-- Begin DATA IN THIS EXERCISE --

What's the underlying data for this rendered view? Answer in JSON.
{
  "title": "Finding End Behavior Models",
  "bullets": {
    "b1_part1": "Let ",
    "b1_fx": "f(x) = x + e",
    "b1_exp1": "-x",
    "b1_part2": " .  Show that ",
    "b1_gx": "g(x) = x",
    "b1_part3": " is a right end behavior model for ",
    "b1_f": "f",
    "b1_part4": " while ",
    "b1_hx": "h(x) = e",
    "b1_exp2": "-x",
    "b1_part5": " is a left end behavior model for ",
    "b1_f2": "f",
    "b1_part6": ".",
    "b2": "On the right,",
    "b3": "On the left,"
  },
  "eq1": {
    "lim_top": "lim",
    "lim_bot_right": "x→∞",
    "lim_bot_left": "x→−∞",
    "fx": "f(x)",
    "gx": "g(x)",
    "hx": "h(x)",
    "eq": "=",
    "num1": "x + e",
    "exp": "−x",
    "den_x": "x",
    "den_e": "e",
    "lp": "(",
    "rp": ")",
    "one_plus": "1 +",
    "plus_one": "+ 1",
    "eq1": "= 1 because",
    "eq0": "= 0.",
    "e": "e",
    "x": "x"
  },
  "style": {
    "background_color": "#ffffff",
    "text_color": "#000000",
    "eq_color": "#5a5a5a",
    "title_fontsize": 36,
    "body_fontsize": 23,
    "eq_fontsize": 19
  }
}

-- End DATA IN THIS EXERCISE --

* **GIVEN EXERCISE**
Repeat each record exactly, leaving nothing out.

* **COMPLETED EXERCISE**
What's the underlying data for this rendered view? Answer in JSON.
{
  "title": "Finding End Behavior Models",
  "bullets": {
    "b1_part1": "Let ",
    "b1_fx": "f(x) = x + e",
    "b1_exp1": "-x",
    "b1_part2": " .  Show that ",
    "b1_gx": "g(x) = x",
    "b1_part3": " is a right end behavior model for ",
    "b1_f": "f",
    "b1_part4": " while ",
    "b1_hx": "h(x) = e",
    "b1_exp2": "-x",
    "b1_part5": " is a left end behavior model for ",
    "b1_f2": "f",
    "b1_part6": ".",
    "b2": "On the right,",
    "b3": "On the left,"
  },
  "eq1": {
    "lim_top": "lim",
    "lim_bot_right": "x→∞",
    "lim_bot_left": "x→−∞",
    "fx": "f(x)",
    "gx": "g(x)",
    "hx": "h(x)",
    "eq": "=",
    "num1": "x + e",
    "exp": "−x",
    "den_x": "x",
    "den_e": "e",
    "lp": "(",
    "rp": ")",
    "one_plus": "1 +",
    "plus_one": "+ 1",
    "eq1": "= 1 because",
    "eq0": "= 0.",
    "e": "e",
    "x": "x"
  },
  "style": {
    "background_color": "#ffffff",
    "text_color": "#000000",
    "eq_color": "#5a5a5a",
    "title_fontsize": 36,
    "body_fontsize": 23,
    "eq_fontsize": 19
  }
}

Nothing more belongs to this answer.